# START OF Data extract

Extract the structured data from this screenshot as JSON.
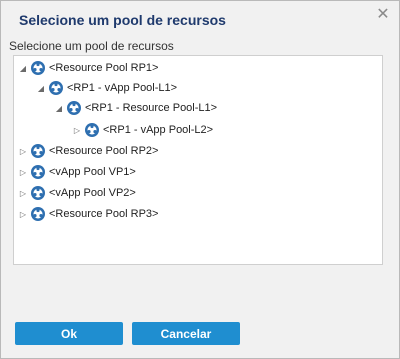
{
  "dialog": {
    "title": "Selecione um pool de recursos",
    "close_icon": "close-icon",
    "subtitle": "Selecione um pool de recursos"
  },
  "tree": {
    "nodes": [
      {
        "label": "<Resource Pool RP1>",
        "expanded": true,
        "icon": "resource-pool-icon"
      },
      {
        "label": "<RP1 - vApp Pool-L1>",
        "expanded": true,
        "icon": "resource-pool-icon"
      },
      {
        "label": "<RP1 - Resource Pool-L1>",
        "expanded": true,
        "icon": "resource-pool-icon"
      },
      {
        "label": "<RP1 - vApp Pool-L2>",
        "expanded": false,
        "icon": "resource-pool-icon"
      },
      {
        "label": "<Resource Pool RP2>",
        "expanded": false,
        "icon": "resource-pool-icon"
      },
      {
        "label": "<vApp Pool VP1>",
        "expanded": false,
        "icon": "resource-pool-icon"
      },
      {
        "label": "<vApp Pool VP2>",
        "expanded": false,
        "icon": "resource-pool-icon"
      },
      {
        "label": "<Resource Pool RP3>",
        "expanded": false,
        "icon": "resource-pool-icon"
      }
    ]
  },
  "buttons": {
    "ok": "Ok",
    "cancel": "Cancelar"
  },
  "colors": {
    "title": "#1f3a6d",
    "button": "#1f8ed0",
    "icon": "#2e6fb0"
  }
}
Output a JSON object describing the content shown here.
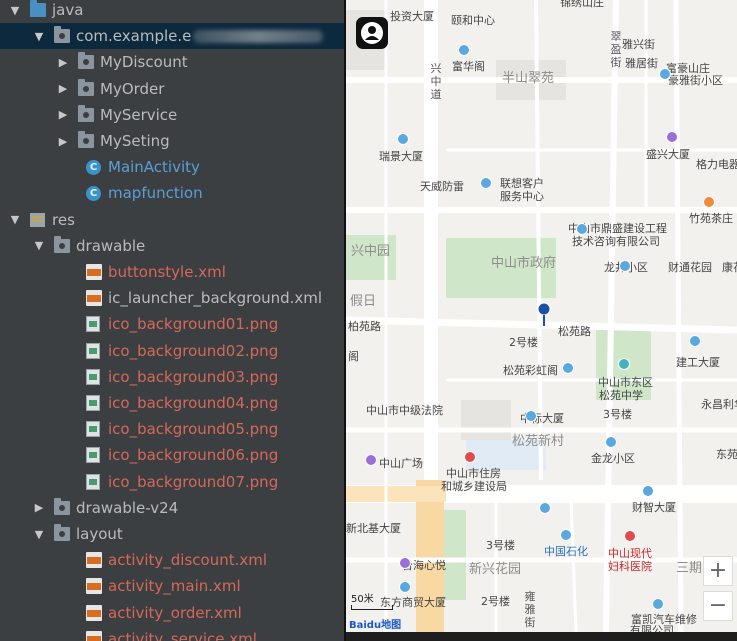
{
  "tree": {
    "items": [
      {
        "label": "java",
        "arrow": "▼",
        "icon": "folder-java",
        "indent": 0,
        "style": "plain"
      },
      {
        "label": "com.example.e",
        "arrow": "▼",
        "icon": "folder-package",
        "indent": 1,
        "style": "plain",
        "selected": true,
        "blurred_suffix": true
      },
      {
        "label": "MyDiscount",
        "arrow": "▶",
        "icon": "folder-package",
        "indent": 2,
        "style": "plain"
      },
      {
        "label": "MyOrder",
        "arrow": "▶",
        "icon": "folder-package",
        "indent": 2,
        "style": "plain"
      },
      {
        "label": "MyService",
        "arrow": "▶",
        "icon": "folder-package",
        "indent": 2,
        "style": "plain"
      },
      {
        "label": "MySeting",
        "arrow": "▶",
        "icon": "folder-package",
        "indent": 2,
        "style": "plain"
      },
      {
        "label": "MainActivity",
        "arrow": "",
        "icon": "class",
        "indent": 3,
        "style": "blue"
      },
      {
        "label": "mapfunction",
        "arrow": "",
        "icon": "class",
        "indent": 3,
        "style": "blue"
      },
      {
        "label": "res",
        "arrow": "▼",
        "icon": "res",
        "indent": 0,
        "style": "plain"
      },
      {
        "label": "drawable",
        "arrow": "▼",
        "icon": "folder-package",
        "indent": 1,
        "style": "plain"
      },
      {
        "label": "buttonstyle.xml",
        "arrow": "",
        "icon": "xml",
        "indent": 3,
        "style": "red"
      },
      {
        "label": "ic_launcher_background.xml",
        "arrow": "",
        "icon": "xml",
        "indent": 3,
        "style": "plain"
      },
      {
        "label": "ico_background01.png",
        "arrow": "",
        "icon": "png",
        "indent": 3,
        "style": "red"
      },
      {
        "label": "ico_background02.png",
        "arrow": "",
        "icon": "png",
        "indent": 3,
        "style": "red"
      },
      {
        "label": "ico_background03.png",
        "arrow": "",
        "icon": "png",
        "indent": 3,
        "style": "red"
      },
      {
        "label": "ico_background04.png",
        "arrow": "",
        "icon": "png",
        "indent": 3,
        "style": "red"
      },
      {
        "label": "ico_background05.png",
        "arrow": "",
        "icon": "png",
        "indent": 3,
        "style": "red"
      },
      {
        "label": "ico_background06.png",
        "arrow": "",
        "icon": "png",
        "indent": 3,
        "style": "red"
      },
      {
        "label": "ico_background07.png",
        "arrow": "",
        "icon": "png",
        "indent": 3,
        "style": "red"
      },
      {
        "label": "drawable-v24",
        "arrow": "▶",
        "icon": "folder-package",
        "indent": 1,
        "style": "plain"
      },
      {
        "label": "layout",
        "arrow": "▼",
        "icon": "folder-package",
        "indent": 1,
        "style": "plain"
      },
      {
        "label": "activity_discount.xml",
        "arrow": "",
        "icon": "xml",
        "indent": 3,
        "style": "red"
      },
      {
        "label": "activity_main.xml",
        "arrow": "",
        "icon": "xml",
        "indent": 3,
        "style": "red"
      },
      {
        "label": "activity_order.xml",
        "arrow": "",
        "icon": "xml",
        "indent": 3,
        "style": "red"
      },
      {
        "label": "activity_service.xml",
        "arrow": "",
        "icon": "xml",
        "indent": 3,
        "style": "red"
      }
    ]
  },
  "map": {
    "zoom_in": "+",
    "zoom_out": "−",
    "scale": "50米",
    "logo": "Baidu地图",
    "labels": [
      {
        "text": "投资大厦",
        "cls": ""
      },
      {
        "text": "颐和中心",
        "cls": ""
      },
      {
        "text": "锦绣山庄",
        "cls": ""
      },
      {
        "text": "雅兴街",
        "cls": ""
      },
      {
        "text": "富华阁",
        "cls": ""
      },
      {
        "text": "半山翠苑",
        "cls": "big"
      },
      {
        "text": "雅居街",
        "cls": ""
      },
      {
        "text": "富豪山庄",
        "cls": ""
      },
      {
        "text": "豪雅街小区",
        "cls": ""
      },
      {
        "text": "瑞景大厦",
        "cls": ""
      },
      {
        "text": "盛兴大厦",
        "cls": ""
      },
      {
        "text": "格力电器",
        "cls": ""
      },
      {
        "text": "天威防雷",
        "cls": ""
      },
      {
        "text": "联想客户",
        "cls": ""
      },
      {
        "text": "服务中心",
        "cls": ""
      },
      {
        "text": "竹苑茶庄",
        "cls": ""
      },
      {
        "text": "中山市鼎盛建设工程",
        "cls": ""
      },
      {
        "text": "技术咨询有限公司",
        "cls": ""
      },
      {
        "text": "兴中园",
        "cls": "big"
      },
      {
        "text": "中山市政府",
        "cls": "big"
      },
      {
        "text": "龙井小区",
        "cls": ""
      },
      {
        "text": "财通花园",
        "cls": ""
      },
      {
        "text": "康花园",
        "cls": ""
      },
      {
        "text": "假日",
        "cls": "big"
      },
      {
        "text": "松苑路",
        "cls": ""
      },
      {
        "text": "柏苑路",
        "cls": ""
      },
      {
        "text": "2号楼",
        "cls": ""
      },
      {
        "text": "建工大厦",
        "cls": ""
      },
      {
        "text": "松苑彩虹阁",
        "cls": ""
      },
      {
        "text": "阁",
        "cls": ""
      },
      {
        "text": "中山市东区",
        "cls": ""
      },
      {
        "text": "松苑中学",
        "cls": ""
      },
      {
        "text": "中山市中级法院",
        "cls": ""
      },
      {
        "text": "中标大厦",
        "cls": ""
      },
      {
        "text": "3号楼",
        "cls": ""
      },
      {
        "text": "永昌利华",
        "cls": ""
      },
      {
        "text": "松苑新村",
        "cls": "big"
      },
      {
        "text": "中山广场",
        "cls": ""
      },
      {
        "text": "中山市住房",
        "cls": ""
      },
      {
        "text": "和城乡建设局",
        "cls": ""
      },
      {
        "text": "金龙小区",
        "cls": ""
      },
      {
        "text": "东苑路",
        "cls": ""
      },
      {
        "text": "财智大厦",
        "cls": ""
      },
      {
        "text": "新北基大厦",
        "cls": ""
      },
      {
        "text": "3号楼",
        "cls": ""
      },
      {
        "text": "中国石化",
        "cls": "blue"
      },
      {
        "text": "中山现代",
        "cls": "red"
      },
      {
        "text": "妇科医院",
        "cls": "red"
      },
      {
        "text": "三期",
        "cls": "big"
      },
      {
        "text": "台海心悦",
        "cls": ""
      },
      {
        "text": "新兴花园",
        "cls": "big"
      },
      {
        "text": "东方商贸大厦",
        "cls": ""
      },
      {
        "text": "2号楼",
        "cls": ""
      },
      {
        "text": "富凯汽车维修",
        "cls": ""
      },
      {
        "text": "有限公司",
        "cls": ""
      },
      {
        "text": "兴中道",
        "cls": "vertical"
      },
      {
        "text": "雍雅街",
        "cls": "vertical"
      },
      {
        "text": "翠盈街",
        "cls": "vertical"
      }
    ]
  }
}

# END OF Data extract

## What needs to be done:
Across the preceding material, how many lines contain the word "Selecione"? State the number alone.

## Answer to the problem:
2